» **Work to do**
Leaving out every picture, quote the data below exactly as it appears.

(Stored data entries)
══════════════════════════════
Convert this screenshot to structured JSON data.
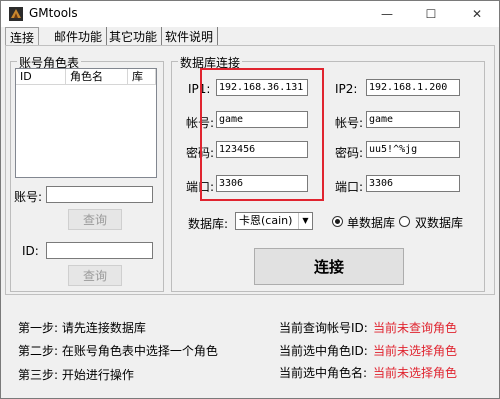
{
  "window": {
    "title": "GMtools",
    "minimize": "—",
    "maximize": "☐",
    "close": "✕"
  },
  "tabs": [
    {
      "label": "连接"
    },
    {
      "label": "邮件功能"
    },
    {
      "label": "其它功能"
    },
    {
      "label": "软件说明"
    }
  ],
  "account_group": {
    "title": "账号角色表",
    "columns": [
      "ID",
      "角色名",
      "库"
    ],
    "account_label": "账号:",
    "account_value": "",
    "query_button_1": "查询",
    "id_label": "ID:",
    "id_value": "",
    "query_button_2": "查询"
  },
  "db_group": {
    "title": "数据库连接",
    "ip1_label": "IP1:",
    "ip1_value": "192.168.36.131",
    "user1_label": "帐号:",
    "user1_value": "game",
    "pwd1_label": "密码:",
    "pwd1_value": "123456",
    "port1_label": "端口:",
    "port1_value": "3306",
    "ip2_label": "IP2:",
    "ip2_value": "192.168.1.200",
    "user2_label": "帐号:",
    "user2_value": "game",
    "pwd2_label": "密码:",
    "pwd2_value": "uu5!^%jg",
    "port2_label": "端口:",
    "port2_value": "3306",
    "dbtype_label": "数据库:",
    "dbtype_selected": "卡恩(cain)",
    "radio_single": "单数据库",
    "radio_double": "双数据库",
    "connect_button": "连接"
  },
  "steps": {
    "step1": "第一步: 请先连接数据库",
    "step2": "第二步: 在账号角色表中选择一个角色",
    "step3": "第三步: 开始进行操作"
  },
  "status": {
    "account_label": "当前查询帐号ID:",
    "account_value": "当前未查询角色",
    "role_id_label": "当前选中角色ID:",
    "role_id_value": "当前未选择角色",
    "role_name_label": "当前选中角色名:",
    "role_name_value": "当前未选择角色"
  },
  "colors": {
    "accent_red": "#e0242f"
  }
}
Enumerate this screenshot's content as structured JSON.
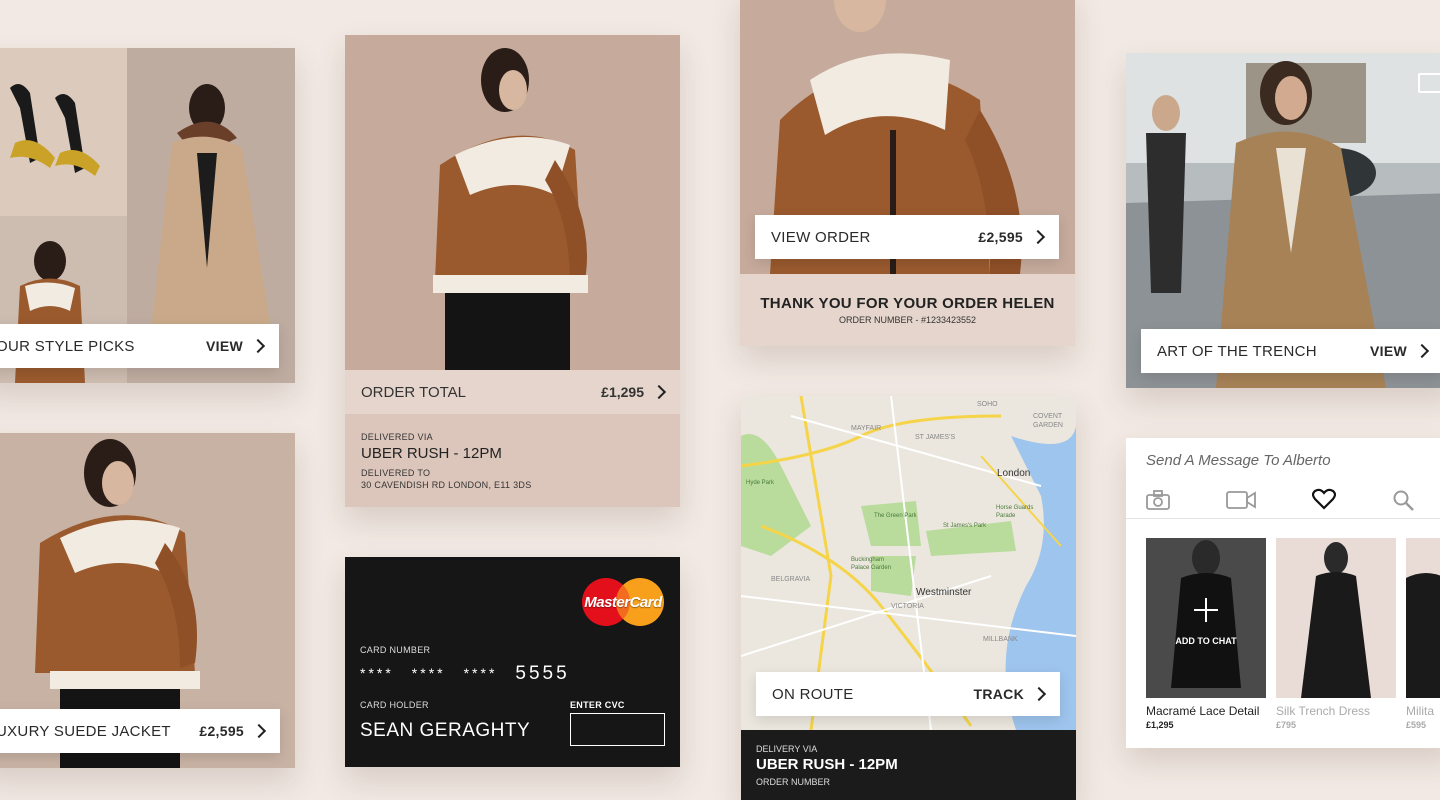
{
  "style_picks": {
    "label": "OUR STYLE PICKS",
    "action": "VIEW"
  },
  "suede_jacket": {
    "label": "UXURY SUEDE JACKET",
    "price": "£2,595"
  },
  "order_total": {
    "label": "ORDER TOTAL",
    "amount": "£1,295",
    "delivered_via_label": "DELIVERED VIA",
    "delivered_via": "UBER RUSH - 12PM",
    "delivered_to_label": "DELIVERED TO",
    "delivered_to": "30 CAVENDISH RD LONDON, E11 3DS"
  },
  "credit_card": {
    "brand": "MasterCard",
    "number_label": "CARD NUMBER",
    "number_mask": [
      "****",
      "****",
      "****"
    ],
    "number_last": "5555",
    "holder_label": "CARD HOLDER",
    "holder": "SEAN GERAGHTY",
    "cvc_label": "ENTER CVC",
    "cvc_value": ""
  },
  "view_order": {
    "label": "VIEW ORDER",
    "price": "£2,595",
    "thanks": "THANK YOU FOR YOUR ORDER HELEN",
    "order_number": "ORDER NUMBER - #1233423552"
  },
  "map": {
    "labels": {
      "soho": "SOHO",
      "covent_garden": "COVENT GARDEN",
      "mayfair": "MAYFAIR",
      "st_james": "ST JAMES'S",
      "london": "London",
      "hyde_park": "Hyde Park",
      "green_park": "The Green Park",
      "st_james_park": "St James's Park",
      "horse_guards": "Horse Guards Parade",
      "buckingham": "Buckingham Palace Garden",
      "belgravia": "BELGRAVIA",
      "victoria": "VICTORIA",
      "westminster": "Westminster",
      "millbank": "MILLBANK"
    },
    "status": "ON ROUTE",
    "action": "TRACK",
    "delivered_via_label": "DELIVERY VIA",
    "delivered_via": "UBER RUSH - 12PM",
    "order_number_label": "ORDER NUMBER"
  },
  "trench": {
    "label": "ART OF THE TRENCH",
    "action": "VIEW"
  },
  "chat": {
    "placeholder": "Send A Message To Alberto",
    "add_to_chat": "ADD TO CHAT",
    "products": [
      {
        "name": "Macramé Lace Detail",
        "price": "£1,295"
      },
      {
        "name": "Silk Trench Dress",
        "price": "£795"
      },
      {
        "name": "Milita",
        "price": "£595"
      }
    ]
  }
}
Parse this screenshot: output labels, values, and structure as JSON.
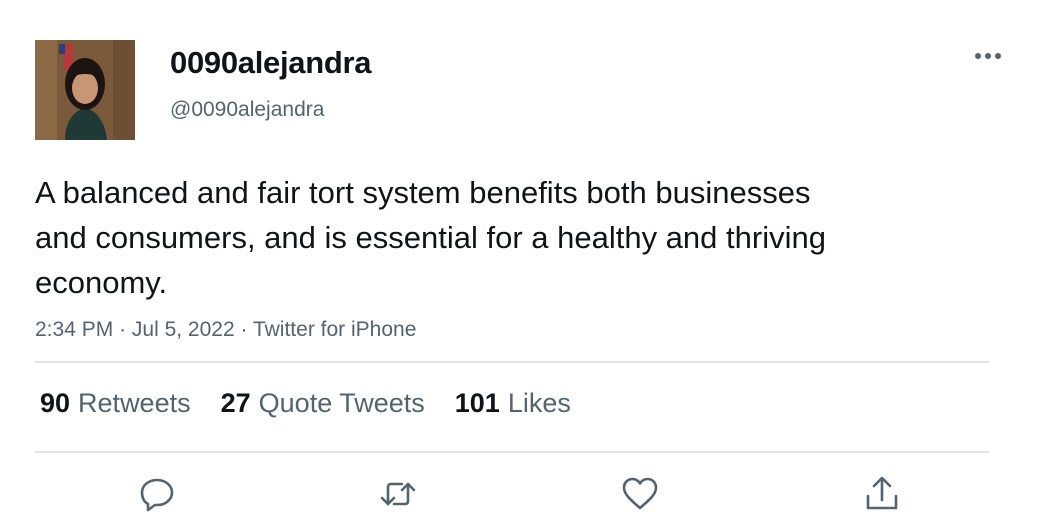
{
  "user": {
    "display_name": "0090alejandra",
    "handle": "@0090alejandra"
  },
  "tweet": {
    "text": "A balanced and fair tort system benefits both businesses and consumers, and is essential for a healthy and thriving economy.",
    "time": "2:34 PM",
    "date": "Jul 5, 2022",
    "source": "Twitter for iPhone",
    "separator": "·"
  },
  "stats": {
    "retweets_count": "90",
    "retweets_label": "Retweets",
    "quotes_count": "27",
    "quotes_label": "Quote Tweets",
    "likes_count": "101",
    "likes_label": "Likes"
  },
  "icons": {
    "more": "more-horizontal-icon",
    "reply": "reply-icon",
    "retweet": "retweet-icon",
    "like": "heart-icon",
    "share": "share-icon"
  },
  "colors": {
    "text_primary": "#0f1419",
    "text_secondary": "#536471",
    "divider": "#dfe3e6"
  }
}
══════════════════════════════
» **Exercise output**
Convert this screenshot to structured JSON data.
{
  "window": {
    "title": "GMtools",
    "minimize": "—",
    "maximize": "☐",
    "close": "✕"
  },
  "tabs": [
    {
      "label": "连接"
    },
    {
      "label": "邮件功能"
    },
    {
      "label": "其它功能"
    },
    {
      "label": "软件说明"
    }
  ],
  "account_group": {
    "title": "账号角色表",
    "columns": [
      "ID",
      "角色名",
      "库"
    ],
    "account_label": "账号:",
    "account_value": "",
    "query_button_1": "查询",
    "id_label": "ID:",
    "id_value": "",
    "query_button_2": "查询"
  },
  "db_group": {
    "title": "数据库连接",
    "ip1_label": "IP1:",
    "ip1_value": "192.168.36.131",
    "user1_label": "帐号:",
    "user1_value": "game",
    "pwd1_label": "密码:",
    "pwd1_value": "123456",
    "port1_label": "端口:",
    "port1_value": "3306",
    "ip2_label": "IP2:",
    "ip2_value": "192.168.1.200",
    "user2_label": "帐号:",
    "user2_value": "game",
    "pwd2_label": "密码:",
    "pwd2_value": "uu5!^%jg",
    "port2_label": "端口:",
    "port2_value": "3306",
    "dbtype_label": "数据库:",
    "dbtype_selected": "卡恩(cain)",
    "radio_single": "单数据库",
    "radio_double": "双数据库",
    "connect_button": "连接"
  },
  "steps": {
    "step1": "第一步: 请先连接数据库",
    "step2": "第二步: 在账号角色表中选择一个角色",
    "step3": "第三步: 开始进行操作"
  },
  "status": {
    "account_label": "当前查询帐号ID:",
    "account_value": "当前未查询角色",
    "role_id_label": "当前选中角色ID:",
    "role_id_value": "当前未选择角色",
    "role_name_label": "当前选中角色名:",
    "role_name_value": "当前未选择角色"
  },
  "colors": {
    "accent_red": "#e0242f"
  }
}
Enumerate this screenshot's content as structured JSON.
{
  "style_picks": {
    "label": "OUR STYLE PICKS",
    "action": "VIEW"
  },
  "suede_jacket": {
    "label": "UXURY SUEDE JACKET",
    "price": "£2,595"
  },
  "order_total": {
    "label": "ORDER TOTAL",
    "amount": "£1,295",
    "delivered_via_label": "DELIVERED VIA",
    "delivered_via": "UBER RUSH - 12PM",
    "delivered_to_label": "DELIVERED TO",
    "delivered_to": "30 CAVENDISH RD LONDON, E11 3DS"
  },
  "credit_card": {
    "brand": "MasterCard",
    "number_label": "CARD NUMBER",
    "number_mask": [
      "****",
      "****",
      "****"
    ],
    "number_last": "5555",
    "holder_label": "CARD HOLDER",
    "holder": "SEAN GERAGHTY",
    "cvc_label": "ENTER CVC",
    "cvc_value": ""
  },
  "view_order": {
    "label": "VIEW ORDER",
    "price": "£2,595",
    "thanks": "THANK YOU FOR YOUR ORDER HELEN",
    "order_number": "ORDER NUMBER - #1233423552"
  },
  "map": {
    "labels": {
      "soho": "SOHO",
      "covent_garden": "COVENT GARDEN",
      "mayfair": "MAYFAIR",
      "st_james": "ST JAMES'S",
      "london": "London",
      "hyde_park": "Hyde Park",
      "green_park": "The Green Park",
      "st_james_park": "St James's Park",
      "horse_guards": "Horse Guards Parade",
      "buckingham": "Buckingham Palace Garden",
      "belgravia": "BELGRAVIA",
      "victoria": "VICTORIA",
      "westminster": "Westminster",
      "millbank": "MILLBANK"
    },
    "status": "ON ROUTE",
    "action": "TRACK",
    "delivered_via_label": "DELIVERY VIA",
    "delivered_via": "UBER RUSH - 12PM",
    "order_number_label": "ORDER NUMBER"
  },
  "trench": {
    "label": "ART OF THE TRENCH",
    "action": "VIEW"
  },
  "chat": {
    "placeholder": "Send A Message To Alberto",
    "add_to_chat": "ADD TO CHAT",
    "products": [
      {
        "name": "Macramé Lace Detail",
        "price": "£1,295"
      },
      {
        "name": "Silk Trench Dress",
        "price": "£795"
      },
      {
        "name": "Milita",
        "price": "£595"
      }
    ]
  }
}
Parse this screenshot: output labels, values, and structure as JSON.
{
  "user": {
    "display_name": "0090alejandra",
    "handle": "@0090alejandra"
  },
  "tweet": {
    "text": "A balanced and fair tort system benefits both businesses and consumers, and is essential for a healthy and thriving economy.",
    "time": "2:34 PM",
    "date": "Jul 5, 2022",
    "source": "Twitter for iPhone",
    "separator": "·"
  },
  "stats": {
    "retweets_count": "90",
    "retweets_label": "Retweets",
    "quotes_count": "27",
    "quotes_label": "Quote Tweets",
    "likes_count": "101",
    "likes_label": "Likes"
  },
  "icons": {
    "more": "more-horizontal-icon",
    "reply": "reply-icon",
    "retweet": "retweet-icon",
    "like": "heart-icon",
    "share": "share-icon"
  },
  "colors": {
    "text_primary": "#0f1419",
    "text_secondary": "#536471",
    "divider": "#dfe3e6"
  }
}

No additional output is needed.